## Given request
Reproduce all of the data word for word.

## Dataset records
:::::

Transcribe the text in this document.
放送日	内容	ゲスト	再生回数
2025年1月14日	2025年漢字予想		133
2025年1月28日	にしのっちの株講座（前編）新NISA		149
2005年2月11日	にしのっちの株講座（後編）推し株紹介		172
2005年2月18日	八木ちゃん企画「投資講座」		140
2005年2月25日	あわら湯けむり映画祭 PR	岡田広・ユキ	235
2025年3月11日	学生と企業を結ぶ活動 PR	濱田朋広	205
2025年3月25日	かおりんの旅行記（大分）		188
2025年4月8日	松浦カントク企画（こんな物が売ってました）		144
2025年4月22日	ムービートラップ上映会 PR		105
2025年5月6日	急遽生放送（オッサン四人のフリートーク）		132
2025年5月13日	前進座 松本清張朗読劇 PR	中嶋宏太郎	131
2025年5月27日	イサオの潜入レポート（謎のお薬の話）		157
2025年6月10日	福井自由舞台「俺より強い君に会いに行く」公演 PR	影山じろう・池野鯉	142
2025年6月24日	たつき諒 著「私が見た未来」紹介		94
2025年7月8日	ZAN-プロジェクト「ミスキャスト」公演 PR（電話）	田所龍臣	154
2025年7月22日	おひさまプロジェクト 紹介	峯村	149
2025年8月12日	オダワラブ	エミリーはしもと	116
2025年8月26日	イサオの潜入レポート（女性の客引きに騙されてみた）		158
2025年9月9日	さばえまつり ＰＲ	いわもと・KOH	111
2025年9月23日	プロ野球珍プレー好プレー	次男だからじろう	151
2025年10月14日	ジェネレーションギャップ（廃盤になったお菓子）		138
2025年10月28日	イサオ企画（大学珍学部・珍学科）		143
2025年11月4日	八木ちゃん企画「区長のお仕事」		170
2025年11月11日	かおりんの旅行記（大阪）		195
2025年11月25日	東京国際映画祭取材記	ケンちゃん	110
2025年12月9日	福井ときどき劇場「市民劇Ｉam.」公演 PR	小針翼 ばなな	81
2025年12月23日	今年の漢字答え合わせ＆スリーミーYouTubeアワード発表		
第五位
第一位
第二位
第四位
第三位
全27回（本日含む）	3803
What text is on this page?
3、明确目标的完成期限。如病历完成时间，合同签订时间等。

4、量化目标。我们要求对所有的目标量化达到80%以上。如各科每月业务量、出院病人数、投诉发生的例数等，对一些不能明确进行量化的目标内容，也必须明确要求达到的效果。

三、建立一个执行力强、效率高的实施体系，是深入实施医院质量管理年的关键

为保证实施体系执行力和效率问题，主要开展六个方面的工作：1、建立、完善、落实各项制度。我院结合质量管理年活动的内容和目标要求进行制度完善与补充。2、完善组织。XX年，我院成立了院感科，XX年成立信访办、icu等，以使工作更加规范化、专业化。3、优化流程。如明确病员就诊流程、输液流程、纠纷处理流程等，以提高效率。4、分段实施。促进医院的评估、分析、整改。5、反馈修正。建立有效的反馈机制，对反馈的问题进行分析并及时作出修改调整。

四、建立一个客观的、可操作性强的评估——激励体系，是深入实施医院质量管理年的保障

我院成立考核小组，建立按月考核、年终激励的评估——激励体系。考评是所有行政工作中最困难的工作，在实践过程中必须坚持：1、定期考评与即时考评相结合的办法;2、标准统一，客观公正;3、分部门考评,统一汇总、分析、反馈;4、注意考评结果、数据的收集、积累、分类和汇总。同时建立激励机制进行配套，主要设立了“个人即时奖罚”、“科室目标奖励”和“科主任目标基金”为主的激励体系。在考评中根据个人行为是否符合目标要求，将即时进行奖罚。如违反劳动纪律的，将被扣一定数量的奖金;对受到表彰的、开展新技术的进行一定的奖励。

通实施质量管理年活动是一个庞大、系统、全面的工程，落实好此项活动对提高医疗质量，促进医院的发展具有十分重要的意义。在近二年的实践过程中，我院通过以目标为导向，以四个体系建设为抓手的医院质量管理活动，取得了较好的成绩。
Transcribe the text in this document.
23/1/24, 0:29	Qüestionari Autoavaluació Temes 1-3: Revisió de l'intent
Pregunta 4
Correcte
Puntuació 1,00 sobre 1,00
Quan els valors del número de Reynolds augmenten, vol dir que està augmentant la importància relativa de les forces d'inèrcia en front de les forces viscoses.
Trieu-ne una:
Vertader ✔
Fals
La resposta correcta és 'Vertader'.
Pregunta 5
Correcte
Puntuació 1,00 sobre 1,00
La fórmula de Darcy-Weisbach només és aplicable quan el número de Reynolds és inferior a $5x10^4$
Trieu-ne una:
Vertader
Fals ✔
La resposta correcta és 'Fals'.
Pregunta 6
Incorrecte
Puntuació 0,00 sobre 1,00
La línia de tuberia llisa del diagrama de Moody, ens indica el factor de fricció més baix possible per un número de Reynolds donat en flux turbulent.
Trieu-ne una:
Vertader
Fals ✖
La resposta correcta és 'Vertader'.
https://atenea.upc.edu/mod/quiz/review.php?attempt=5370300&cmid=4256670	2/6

:::::

## Response to the exercise
Transcribe the text in this document.
放送日	内容	ゲスト	再生回数
2025年1月14日	2025年漢字予想		133
2025年1月28日	にしのっちの株講座（前編）新NISA		149
2005年2月11日	にしのっちの株講座（後編）推し株紹介		172
2005年2月18日	八木ちゃん企画「投資講座」		140
2005年2月25日	あわら湯けむり映画祭 PR	岡田広・ユキ	235
2025年3月11日	学生と企業を結ぶ活動 PR	濱田朋広	205
2025年3月25日	かおりんの旅行記（大分）		188
2025年4月8日	松浦カントク企画（こんな物が売ってました）		144
2025年4月22日	ムービートラップ上映会 PR		105
2025年5月6日	急遽生放送（オッサン四人のフリートーク）		132
2025年5月13日	前進座 松本清張朗読劇 PR	中嶋宏太郎	131
2025年5月27日	イサオの潜入レポート（謎のお薬の話）		157
2025年6月10日	福井自由舞台「俺より強い君に会いに行く」公演 PR	影山じろう・池野鯉	142
2025年6月24日	たつき諒 著「私が見た未来」紹介		94
2025年7月8日	ZAN-プロジェクト「ミスキャスト」公演 PR（電話）	田所龍臣	154
2025年7月22日	おひさまプロジェクト 紹介	峯村	149
2025年8月12日	オダワラブ	エミリーはしもと	116
2025年8月26日	イサオの潜入レポート（女性の客引きに騙されてみた）		158
2025年9月9日	さばえまつり ＰＲ	いわもと・KOH	111
2025年9月23日	プロ野球珍プレー好プレー	次男だからじろう	151
2025年10月14日	ジェネレーションギャップ（廃盤になったお菓子）		138
2025年10月28日	イサオ企画（大学珍学部・珍学科）		143
2025年11月4日	八木ちゃん企画「区長のお仕事」		170
2025年11月11日	かおりんの旅行記（大阪）		195
2025年11月25日	東京国際映画祭取材記	ケンちゃん	110
2025年12月9日	福井ときどき劇場「市民劇Ｉam.」公演 PR	小針翼 ばなな	81
2025年12月23日	今年の漢字答え合わせ＆スリーミーYouTubeアワード発表		
第五位
第一位
第二位
第四位
第三位
全27回（本日含む）	3803
What text is on this page?
3、明确目标的完成期限。如病历完成时间，合同签订时间等。

4、量化目标。我们要求对所有的目标量化达到80%以上。如各科每月业务量、出院病人数、投诉发生的例数等，对一些不能明确进行量化的目标内容，也必须明确要求达到的效果。

三、建立一个执行力强、效率高的实施体系，是深入实施医院质量管理年的关键

为保证实施体系执行力和效率问题，主要开展六个方面的工作：1、建立、完善、落实各项制度。我院结合质量管理年活动的内容和目标要求进行制度完善与补充。2、完善组织。XX年，我院成立了院感科，XX年成立信访办、icu等，以使工作更加规范化、专业化。3、优化流程。如明确病员就诊流程、输液流程、纠纷处理流程等，以提高效率。4、分段实施。促进医院的评估、分析、整改。5、反馈修正。建立有效的反馈机制，对反馈的问题进行分析并及时作出修改调整。

四、建立一个客观的、可操作性强的评估——激励体系，是深入实施医院质量管理年的保障

我院成立考核小组，建立按月考核、年终激励的评估——激励体系。考评是所有行政工作中最困难的工作，在实践过程中必须坚持：1、定期考评与即时考评相结合的办法;2、标准统一，客观公正;3、分部门考评,统一汇总、分析、反馈;4、注意考评结果、数据的收集、积累、分类和汇总。同时建立激励机制进行配套，主要设立了“个人即时奖罚”、“科室目标奖励”和“科主任目标基金”为主的激励体系。在考评中根据个人行为是否符合目标要求，将即时进行奖罚。如违反劳动纪律的，将被扣一定数量的奖金;对受到表彰的、开展新技术的进行一定的奖励。

通实施质量管理年活动是一个庞大、系统、全面的工程，落实好此项活动对提高医疗质量，促进医院的发展具有十分重要的意义。在近二年的实践过程中，我院通过以目标为导向，以四个体系建设为抓手的医院质量管理活动，取得了较好的成绩。
Transcribe the text in this document.
23/1/24, 0:29	Qüestionari Autoavaluació Temes 1-3: Revisió de l'intent
Pregunta 4
Correcte
Puntuació 1,00 sobre 1,00
Quan els valors del número de Reynolds augmenten, vol dir que està augmentant la importància relativa de les forces d'inèrcia en front de les forces viscoses.
Trieu-ne una:
Vertader ✔
Fals
La resposta correcta és 'Vertader'.
Pregunta 5
Correcte
Puntuació 1,00 sobre 1,00
La fórmula de Darcy-Weisbach només és aplicable quan el número de Reynolds és inferior a $5x10^4$
Trieu-ne una:
Vertader
Fals ✔
La resposta correcta és 'Fals'.
Pregunta 6
Incorrecte
Puntuació 0,00 sobre 1,00
La línia de tuberia llisa del diagrama de Moody, ens indica el factor de fricció més baix possible per un número de Reynolds donat en flux turbulent.
Trieu-ne una:
Vertader
Fals ✖
La resposta correcta és 'Vertader'.
https://atenea.upc.edu/mod/quiz/review.php?attempt=5370300&cmid=4256670	2/6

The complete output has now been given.